-- Given exercise --
Copy the listing below word for word, from its first line through the line that contains "callout: 78% of", including that line.

(Layout listing)
------------------------------------

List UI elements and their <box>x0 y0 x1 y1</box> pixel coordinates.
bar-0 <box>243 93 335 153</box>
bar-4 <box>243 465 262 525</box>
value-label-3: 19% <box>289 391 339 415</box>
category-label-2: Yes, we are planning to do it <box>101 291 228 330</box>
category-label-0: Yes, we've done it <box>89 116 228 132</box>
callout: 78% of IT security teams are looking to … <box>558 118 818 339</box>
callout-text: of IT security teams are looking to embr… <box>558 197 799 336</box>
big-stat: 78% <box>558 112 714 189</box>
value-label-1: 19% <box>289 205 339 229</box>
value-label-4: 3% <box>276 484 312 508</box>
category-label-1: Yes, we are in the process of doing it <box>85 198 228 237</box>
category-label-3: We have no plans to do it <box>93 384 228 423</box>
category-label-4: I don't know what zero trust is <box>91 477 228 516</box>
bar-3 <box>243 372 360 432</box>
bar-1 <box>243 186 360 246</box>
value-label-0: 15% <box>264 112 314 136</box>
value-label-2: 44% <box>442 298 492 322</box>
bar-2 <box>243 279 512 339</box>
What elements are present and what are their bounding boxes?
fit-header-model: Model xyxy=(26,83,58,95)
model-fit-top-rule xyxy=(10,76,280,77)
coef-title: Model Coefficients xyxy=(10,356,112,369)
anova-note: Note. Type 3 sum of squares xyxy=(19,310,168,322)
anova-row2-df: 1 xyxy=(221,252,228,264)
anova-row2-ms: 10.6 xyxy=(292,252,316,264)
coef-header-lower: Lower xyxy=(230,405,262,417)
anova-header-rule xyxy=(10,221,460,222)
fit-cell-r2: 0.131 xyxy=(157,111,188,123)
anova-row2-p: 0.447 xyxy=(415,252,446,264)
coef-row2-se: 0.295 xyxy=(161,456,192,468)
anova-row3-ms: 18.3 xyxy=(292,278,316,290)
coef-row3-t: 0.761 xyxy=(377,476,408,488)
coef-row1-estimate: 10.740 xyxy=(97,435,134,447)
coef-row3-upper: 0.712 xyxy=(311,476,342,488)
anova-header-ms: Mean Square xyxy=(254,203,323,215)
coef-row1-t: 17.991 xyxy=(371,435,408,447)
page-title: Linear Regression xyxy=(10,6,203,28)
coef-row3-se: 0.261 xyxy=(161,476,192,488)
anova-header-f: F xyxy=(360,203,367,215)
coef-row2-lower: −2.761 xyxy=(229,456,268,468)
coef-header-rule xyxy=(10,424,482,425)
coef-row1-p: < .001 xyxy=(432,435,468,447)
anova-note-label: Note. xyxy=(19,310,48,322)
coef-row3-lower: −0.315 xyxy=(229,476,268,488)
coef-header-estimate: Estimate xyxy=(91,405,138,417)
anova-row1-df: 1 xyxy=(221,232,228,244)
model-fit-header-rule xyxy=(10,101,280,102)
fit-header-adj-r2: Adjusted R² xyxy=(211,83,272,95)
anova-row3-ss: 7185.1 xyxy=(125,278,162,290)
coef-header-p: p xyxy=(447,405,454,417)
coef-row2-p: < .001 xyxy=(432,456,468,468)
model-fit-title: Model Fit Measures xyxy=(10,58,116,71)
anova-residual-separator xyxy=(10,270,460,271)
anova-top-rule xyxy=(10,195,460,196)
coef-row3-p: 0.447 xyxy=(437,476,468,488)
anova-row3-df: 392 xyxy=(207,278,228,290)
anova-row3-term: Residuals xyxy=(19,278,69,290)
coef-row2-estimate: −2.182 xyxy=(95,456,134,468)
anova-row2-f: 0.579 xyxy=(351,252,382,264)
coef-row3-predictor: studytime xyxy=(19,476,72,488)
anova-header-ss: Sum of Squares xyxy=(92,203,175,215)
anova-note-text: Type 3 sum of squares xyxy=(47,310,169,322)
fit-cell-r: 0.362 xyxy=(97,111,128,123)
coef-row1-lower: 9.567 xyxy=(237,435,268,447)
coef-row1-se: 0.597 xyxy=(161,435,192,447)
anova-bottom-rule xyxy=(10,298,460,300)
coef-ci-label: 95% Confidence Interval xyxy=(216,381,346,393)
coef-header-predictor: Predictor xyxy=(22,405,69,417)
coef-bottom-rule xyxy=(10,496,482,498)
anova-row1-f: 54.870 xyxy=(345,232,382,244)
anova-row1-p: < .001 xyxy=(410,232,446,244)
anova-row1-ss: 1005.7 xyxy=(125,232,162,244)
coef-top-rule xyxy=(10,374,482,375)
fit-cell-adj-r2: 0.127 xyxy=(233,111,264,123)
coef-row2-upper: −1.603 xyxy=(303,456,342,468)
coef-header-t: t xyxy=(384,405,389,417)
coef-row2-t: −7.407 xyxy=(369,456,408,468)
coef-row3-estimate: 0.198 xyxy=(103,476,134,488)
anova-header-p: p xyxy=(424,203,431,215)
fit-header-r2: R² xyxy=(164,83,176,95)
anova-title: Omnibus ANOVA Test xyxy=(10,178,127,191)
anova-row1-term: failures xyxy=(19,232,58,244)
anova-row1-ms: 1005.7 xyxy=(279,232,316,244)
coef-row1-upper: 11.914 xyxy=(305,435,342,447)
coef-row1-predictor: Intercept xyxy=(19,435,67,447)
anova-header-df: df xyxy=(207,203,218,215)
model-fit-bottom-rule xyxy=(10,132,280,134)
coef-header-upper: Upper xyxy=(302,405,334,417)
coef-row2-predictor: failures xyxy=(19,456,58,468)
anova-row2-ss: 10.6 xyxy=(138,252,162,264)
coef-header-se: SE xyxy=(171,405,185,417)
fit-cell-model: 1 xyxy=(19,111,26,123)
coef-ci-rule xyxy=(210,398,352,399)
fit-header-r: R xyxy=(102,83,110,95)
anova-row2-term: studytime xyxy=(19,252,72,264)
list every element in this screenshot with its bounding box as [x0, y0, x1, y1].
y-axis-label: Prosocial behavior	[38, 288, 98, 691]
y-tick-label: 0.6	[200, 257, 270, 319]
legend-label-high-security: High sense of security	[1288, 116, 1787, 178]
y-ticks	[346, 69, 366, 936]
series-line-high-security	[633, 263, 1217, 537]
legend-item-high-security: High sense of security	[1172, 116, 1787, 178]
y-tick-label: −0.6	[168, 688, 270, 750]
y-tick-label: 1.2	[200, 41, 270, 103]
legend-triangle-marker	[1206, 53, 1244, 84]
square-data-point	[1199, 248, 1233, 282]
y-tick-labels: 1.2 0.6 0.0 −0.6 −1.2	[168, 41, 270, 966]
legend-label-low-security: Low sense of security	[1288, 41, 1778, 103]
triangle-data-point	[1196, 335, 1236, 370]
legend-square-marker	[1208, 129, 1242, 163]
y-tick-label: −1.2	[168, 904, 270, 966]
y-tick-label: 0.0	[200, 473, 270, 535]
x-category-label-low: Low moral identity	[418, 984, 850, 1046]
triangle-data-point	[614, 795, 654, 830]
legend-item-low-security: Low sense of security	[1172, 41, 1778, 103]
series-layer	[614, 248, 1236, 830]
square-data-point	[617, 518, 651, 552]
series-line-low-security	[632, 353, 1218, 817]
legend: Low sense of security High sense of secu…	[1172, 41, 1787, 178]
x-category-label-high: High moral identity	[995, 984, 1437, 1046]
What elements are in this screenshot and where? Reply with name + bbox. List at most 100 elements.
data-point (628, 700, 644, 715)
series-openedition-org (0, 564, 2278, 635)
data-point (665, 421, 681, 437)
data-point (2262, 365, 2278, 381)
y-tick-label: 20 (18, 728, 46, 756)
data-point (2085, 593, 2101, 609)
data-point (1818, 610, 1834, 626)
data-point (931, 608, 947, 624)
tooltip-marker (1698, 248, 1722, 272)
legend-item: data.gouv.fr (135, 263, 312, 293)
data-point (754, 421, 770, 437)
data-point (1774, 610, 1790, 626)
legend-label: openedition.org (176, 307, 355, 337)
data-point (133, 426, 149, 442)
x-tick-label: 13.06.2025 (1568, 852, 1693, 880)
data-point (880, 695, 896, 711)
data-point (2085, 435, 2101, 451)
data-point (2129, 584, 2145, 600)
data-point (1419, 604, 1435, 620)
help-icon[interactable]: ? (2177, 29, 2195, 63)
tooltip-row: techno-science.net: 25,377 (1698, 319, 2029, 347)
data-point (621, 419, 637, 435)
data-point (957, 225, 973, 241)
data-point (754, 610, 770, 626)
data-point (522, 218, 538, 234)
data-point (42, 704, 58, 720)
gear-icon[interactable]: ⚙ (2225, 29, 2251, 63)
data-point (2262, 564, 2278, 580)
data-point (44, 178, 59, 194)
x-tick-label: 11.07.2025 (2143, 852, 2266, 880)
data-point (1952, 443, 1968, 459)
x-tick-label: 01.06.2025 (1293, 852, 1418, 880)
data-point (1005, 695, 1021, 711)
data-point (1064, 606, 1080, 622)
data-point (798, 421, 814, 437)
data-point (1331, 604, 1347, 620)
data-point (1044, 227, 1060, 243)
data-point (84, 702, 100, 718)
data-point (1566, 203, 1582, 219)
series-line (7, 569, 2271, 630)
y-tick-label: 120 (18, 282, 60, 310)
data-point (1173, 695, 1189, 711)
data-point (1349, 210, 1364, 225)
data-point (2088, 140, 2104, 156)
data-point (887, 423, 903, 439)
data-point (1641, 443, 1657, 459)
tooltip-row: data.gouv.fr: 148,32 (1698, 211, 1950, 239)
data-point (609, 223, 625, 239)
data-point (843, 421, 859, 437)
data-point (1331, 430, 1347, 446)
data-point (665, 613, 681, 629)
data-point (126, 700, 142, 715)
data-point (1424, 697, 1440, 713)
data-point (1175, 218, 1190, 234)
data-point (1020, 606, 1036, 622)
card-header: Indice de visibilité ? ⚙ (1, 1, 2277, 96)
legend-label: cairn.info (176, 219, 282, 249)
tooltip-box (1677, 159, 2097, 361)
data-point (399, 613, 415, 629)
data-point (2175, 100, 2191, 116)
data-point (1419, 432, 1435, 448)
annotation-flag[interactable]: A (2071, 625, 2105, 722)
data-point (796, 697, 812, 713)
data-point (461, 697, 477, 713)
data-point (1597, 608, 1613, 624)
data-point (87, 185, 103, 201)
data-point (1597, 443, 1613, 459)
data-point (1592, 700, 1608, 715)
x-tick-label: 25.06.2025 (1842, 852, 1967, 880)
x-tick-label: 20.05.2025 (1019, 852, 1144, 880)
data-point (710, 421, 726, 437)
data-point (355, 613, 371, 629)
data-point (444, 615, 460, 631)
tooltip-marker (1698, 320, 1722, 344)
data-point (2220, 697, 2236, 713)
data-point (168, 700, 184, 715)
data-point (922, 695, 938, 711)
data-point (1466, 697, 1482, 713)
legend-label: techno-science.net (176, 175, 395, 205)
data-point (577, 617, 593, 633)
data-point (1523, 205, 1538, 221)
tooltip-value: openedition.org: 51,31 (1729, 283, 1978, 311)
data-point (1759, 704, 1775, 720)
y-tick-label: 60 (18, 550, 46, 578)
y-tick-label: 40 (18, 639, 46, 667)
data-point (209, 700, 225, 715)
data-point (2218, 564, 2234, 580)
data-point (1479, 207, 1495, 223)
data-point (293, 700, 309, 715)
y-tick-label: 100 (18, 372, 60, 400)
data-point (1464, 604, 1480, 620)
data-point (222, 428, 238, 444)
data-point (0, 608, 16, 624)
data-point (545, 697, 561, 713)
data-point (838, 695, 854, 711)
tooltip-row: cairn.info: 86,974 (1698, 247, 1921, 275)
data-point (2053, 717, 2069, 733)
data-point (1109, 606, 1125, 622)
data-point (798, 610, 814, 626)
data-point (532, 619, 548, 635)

------------------------------------

-- Response --
List UI elements and their <box>x0 y0 x1 y1</box> pixel coordinates.
bar-0 <box>243 93 335 153</box>
bar-4 <box>243 465 262 525</box>
value-label-3: 19% <box>289 391 339 415</box>
category-label-2: Yes, we are planning to do it <box>101 291 228 330</box>
category-label-0: Yes, we've done it <box>89 116 228 132</box>
callout: 78% of IT security teams are looking to … <box>558 118 818 339</box>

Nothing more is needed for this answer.